_TASK REQUIREMENTS_
Copy each line exactly. Leave nothing out.

_RECORD EXTRACTS_
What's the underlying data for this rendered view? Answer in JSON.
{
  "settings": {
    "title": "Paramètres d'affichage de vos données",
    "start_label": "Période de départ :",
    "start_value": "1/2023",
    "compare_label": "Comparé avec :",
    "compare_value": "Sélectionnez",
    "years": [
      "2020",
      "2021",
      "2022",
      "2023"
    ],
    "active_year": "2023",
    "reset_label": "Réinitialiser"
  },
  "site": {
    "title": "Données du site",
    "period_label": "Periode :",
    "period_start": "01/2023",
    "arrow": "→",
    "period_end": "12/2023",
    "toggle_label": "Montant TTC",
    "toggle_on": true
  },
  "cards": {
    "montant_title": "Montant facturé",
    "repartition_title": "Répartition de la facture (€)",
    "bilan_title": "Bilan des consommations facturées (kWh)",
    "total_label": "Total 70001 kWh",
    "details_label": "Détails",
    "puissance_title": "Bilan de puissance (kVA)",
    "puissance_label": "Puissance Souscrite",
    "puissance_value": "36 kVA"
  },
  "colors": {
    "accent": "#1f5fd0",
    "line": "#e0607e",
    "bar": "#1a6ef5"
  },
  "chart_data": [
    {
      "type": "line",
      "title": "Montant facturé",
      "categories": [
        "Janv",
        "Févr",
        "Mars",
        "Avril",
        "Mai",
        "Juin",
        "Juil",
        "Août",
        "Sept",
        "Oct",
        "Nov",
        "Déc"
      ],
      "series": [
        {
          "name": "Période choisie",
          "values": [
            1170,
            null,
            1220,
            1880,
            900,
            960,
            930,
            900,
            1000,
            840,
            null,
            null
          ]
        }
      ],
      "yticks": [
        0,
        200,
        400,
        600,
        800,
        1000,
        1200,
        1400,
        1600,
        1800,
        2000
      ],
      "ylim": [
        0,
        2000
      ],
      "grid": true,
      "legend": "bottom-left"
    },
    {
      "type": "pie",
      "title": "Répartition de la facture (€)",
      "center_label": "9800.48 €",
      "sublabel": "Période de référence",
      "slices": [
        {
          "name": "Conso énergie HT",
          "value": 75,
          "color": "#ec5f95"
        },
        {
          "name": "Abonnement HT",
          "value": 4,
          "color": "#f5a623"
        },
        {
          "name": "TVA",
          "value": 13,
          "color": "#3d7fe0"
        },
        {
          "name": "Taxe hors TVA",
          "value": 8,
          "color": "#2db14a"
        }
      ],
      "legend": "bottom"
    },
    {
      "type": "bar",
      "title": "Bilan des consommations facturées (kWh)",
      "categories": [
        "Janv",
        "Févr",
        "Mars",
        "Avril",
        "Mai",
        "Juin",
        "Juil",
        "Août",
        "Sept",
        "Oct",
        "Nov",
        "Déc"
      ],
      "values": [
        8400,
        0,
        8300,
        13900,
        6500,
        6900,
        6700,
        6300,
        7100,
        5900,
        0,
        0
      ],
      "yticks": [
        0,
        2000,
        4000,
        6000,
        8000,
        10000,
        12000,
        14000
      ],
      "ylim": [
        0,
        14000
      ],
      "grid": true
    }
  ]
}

_EXERCISE SOLUTION_
What's the underlying data for this rendered view? Answer in JSON.
{
  "settings": {
    "title": "Paramètres d'affichage de vos données",
    "start_label": "Période de départ :",
    "start_value": "1/2023",
    "compare_label": "Comparé avec :",
    "compare_value": "Sélectionnez",
    "years": [
      "2020",
      "2021",
      "2022",
      "2023"
    ],
    "active_year": "2023",
    "reset_label": "Réinitialiser"
  },
  "site": {
    "title": "Données du site",
    "period_label": "Periode :",
    "period_start": "01/2023",
    "arrow": "→",
    "period_end": "12/2023",
    "toggle_label": "Montant TTC",
    "toggle_on": true
  },
  "cards": {
    "montant_title": "Montant facturé",
    "repartition_title": "Répartition de la facture (€)",
    "bilan_title": "Bilan des consommations facturées (kWh)",
    "total_label": "Total 70001 kWh",
    "details_label": "Détails",
    "puissance_title": "Bilan de puissance (kVA)",
    "puissance_label": "Puissance Souscrite",
    "puissance_value": "36 kVA"
  },
  "colors": {
    "accent": "#1f5fd0",
    "line": "#e0607e",
    "bar": "#1a6ef5"
  },
  "chart_data": [
    {
      "type": "line",
      "title": "Montant facturé",
      "categories": [
        "Janv",
        "Févr",
        "Mars",
        "Avril",
        "Mai",
        "Juin",
        "Juil",
        "Août",
        "Sept",
        "Oct",
        "Nov",
        "Déc"
      ],
      "series": [
        {
          "name": "Période choisie",
          "values": [
            1170,
            null,
            1220,
            1880,
            900,
            960,
            930,
            900,
            1000,
            840,
            null,
            null
          ]
        }
      ],
      "yticks": [
        0,
        200,
        400,
        600,
        800,
        1000,
        1200,
        1400,
        1600,
        1800,
        2000
      ],
      "ylim": [
        0,
        2000
      ],
      "grid": true,
      "legend": "bottom-left"
    },
    {
      "type": "pie",
      "title": "Répartition de la facture (€)",
      "center_label": "9800.48 €",
      "sublabel": "Période de référence",
      "slices": [
        {
          "name": "Conso énergie HT",
          "value": 75,
          "color": "#ec5f95"
        },
        {
          "name": "Abonnement HT",
          "value": 4,
          "color": "#f5a623"
        },
        {
          "name": "TVA",
          "value": 13,
          "color": "#3d7fe0"
        },
        {
          "name": "Taxe hors TVA",
          "value": 8,
          "color": "#2db14a"
        }
      ],
      "legend": "bottom"
    },
    {
      "type": "bar",
      "title": "Bilan des consommations facturées (kWh)",
      "categories": [
        "Janv",
        "Févr",
        "Mars",
        "Avril",
        "Mai",
        "Juin",
        "Juil",
        "Août",
        "Sept",
        "Oct",
        "Nov",
        "Déc"
      ],
      "values": [
        8400,
        0,
        8300,
        13900,
        6500,
        6900,
        6700,
        6300,
        7100,
        5900,
        0,
        0
      ],
      "yticks": [
        0,
        2000,
        4000,
        6000,
        8000,
        10000,
        12000,
        14000
      ],
      "ylim": [
        0,
        14000
      ],
      "grid": true
    }
  ]
}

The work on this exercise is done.